** begin GIVEN DATA **

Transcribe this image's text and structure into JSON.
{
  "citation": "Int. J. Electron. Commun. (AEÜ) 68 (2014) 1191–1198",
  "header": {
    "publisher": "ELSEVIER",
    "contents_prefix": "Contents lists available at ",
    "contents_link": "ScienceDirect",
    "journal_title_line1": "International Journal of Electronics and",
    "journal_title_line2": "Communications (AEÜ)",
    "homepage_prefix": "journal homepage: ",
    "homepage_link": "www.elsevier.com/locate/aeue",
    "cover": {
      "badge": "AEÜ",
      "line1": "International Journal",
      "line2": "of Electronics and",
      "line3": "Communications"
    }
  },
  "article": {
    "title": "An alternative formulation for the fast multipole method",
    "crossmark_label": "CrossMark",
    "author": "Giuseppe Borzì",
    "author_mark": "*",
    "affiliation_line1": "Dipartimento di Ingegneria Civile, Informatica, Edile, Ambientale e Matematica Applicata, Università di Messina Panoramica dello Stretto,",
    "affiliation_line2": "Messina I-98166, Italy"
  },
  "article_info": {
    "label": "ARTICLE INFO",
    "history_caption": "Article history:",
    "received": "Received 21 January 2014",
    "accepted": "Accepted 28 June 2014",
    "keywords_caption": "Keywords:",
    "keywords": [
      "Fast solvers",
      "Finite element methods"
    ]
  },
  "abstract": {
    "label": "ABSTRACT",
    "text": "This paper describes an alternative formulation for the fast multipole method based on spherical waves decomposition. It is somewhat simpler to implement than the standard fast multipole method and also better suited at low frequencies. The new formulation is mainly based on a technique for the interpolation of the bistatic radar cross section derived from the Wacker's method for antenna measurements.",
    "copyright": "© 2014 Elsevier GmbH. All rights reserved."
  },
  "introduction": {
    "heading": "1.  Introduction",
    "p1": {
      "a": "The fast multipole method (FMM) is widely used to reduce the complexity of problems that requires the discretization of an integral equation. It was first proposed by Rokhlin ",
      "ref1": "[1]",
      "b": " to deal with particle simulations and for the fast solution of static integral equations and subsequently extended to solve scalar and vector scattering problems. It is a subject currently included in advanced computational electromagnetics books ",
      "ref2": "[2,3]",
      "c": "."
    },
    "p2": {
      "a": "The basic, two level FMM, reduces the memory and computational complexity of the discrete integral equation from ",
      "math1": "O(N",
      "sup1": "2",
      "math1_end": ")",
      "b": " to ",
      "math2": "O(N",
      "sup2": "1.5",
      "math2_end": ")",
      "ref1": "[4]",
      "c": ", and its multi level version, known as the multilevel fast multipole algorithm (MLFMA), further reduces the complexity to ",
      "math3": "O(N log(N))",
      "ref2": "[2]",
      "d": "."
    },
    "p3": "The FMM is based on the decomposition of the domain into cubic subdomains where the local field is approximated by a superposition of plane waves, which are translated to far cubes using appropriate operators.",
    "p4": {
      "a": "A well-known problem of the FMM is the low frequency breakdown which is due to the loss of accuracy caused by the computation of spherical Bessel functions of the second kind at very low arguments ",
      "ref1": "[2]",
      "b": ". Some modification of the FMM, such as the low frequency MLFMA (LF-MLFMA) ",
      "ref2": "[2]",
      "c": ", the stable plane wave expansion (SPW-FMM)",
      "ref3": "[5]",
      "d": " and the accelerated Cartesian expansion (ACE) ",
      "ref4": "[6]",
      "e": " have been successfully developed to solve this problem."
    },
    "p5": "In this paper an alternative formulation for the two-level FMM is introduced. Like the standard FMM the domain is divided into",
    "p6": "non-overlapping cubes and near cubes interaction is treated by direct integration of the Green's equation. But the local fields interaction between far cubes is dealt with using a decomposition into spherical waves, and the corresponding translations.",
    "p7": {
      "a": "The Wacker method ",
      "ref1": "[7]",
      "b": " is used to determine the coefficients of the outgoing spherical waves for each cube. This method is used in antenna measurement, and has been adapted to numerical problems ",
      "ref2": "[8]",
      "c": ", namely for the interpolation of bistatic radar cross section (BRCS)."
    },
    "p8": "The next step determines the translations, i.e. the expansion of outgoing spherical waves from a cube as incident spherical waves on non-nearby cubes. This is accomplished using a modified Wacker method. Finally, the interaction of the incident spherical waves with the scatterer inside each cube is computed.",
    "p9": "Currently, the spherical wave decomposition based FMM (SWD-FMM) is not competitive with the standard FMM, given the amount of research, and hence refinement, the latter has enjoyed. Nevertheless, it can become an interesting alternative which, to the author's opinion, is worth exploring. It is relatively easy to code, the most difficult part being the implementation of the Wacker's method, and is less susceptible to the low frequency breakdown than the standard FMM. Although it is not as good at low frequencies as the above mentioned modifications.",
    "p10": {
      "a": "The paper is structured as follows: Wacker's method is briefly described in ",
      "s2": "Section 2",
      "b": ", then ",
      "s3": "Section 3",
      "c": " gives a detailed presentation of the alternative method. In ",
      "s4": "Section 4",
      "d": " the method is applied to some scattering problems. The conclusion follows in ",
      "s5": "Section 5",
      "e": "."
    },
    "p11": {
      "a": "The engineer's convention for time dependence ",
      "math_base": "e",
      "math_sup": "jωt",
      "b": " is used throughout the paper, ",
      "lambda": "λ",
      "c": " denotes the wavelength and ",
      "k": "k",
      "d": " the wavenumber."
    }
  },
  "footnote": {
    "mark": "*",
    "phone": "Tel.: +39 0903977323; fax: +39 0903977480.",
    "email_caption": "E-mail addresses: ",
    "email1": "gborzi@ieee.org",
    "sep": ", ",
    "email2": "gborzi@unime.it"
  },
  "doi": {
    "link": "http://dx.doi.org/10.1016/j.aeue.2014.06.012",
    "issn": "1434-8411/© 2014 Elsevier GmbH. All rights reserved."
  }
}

** end GIVEN DATA **

• [BRIEF]: Return every line from the records above that holds the word "Messina".

• [EXERCISE RESULT]:
    "affiliation_line1": "Dipartimento di Ingegneria Civile, Informatica, Edile, Ambientale e Matematica Applicata, Università di Messina Panoramica dello Stretto,",
    "affiliation_line2": "Messina I-98166, Italy"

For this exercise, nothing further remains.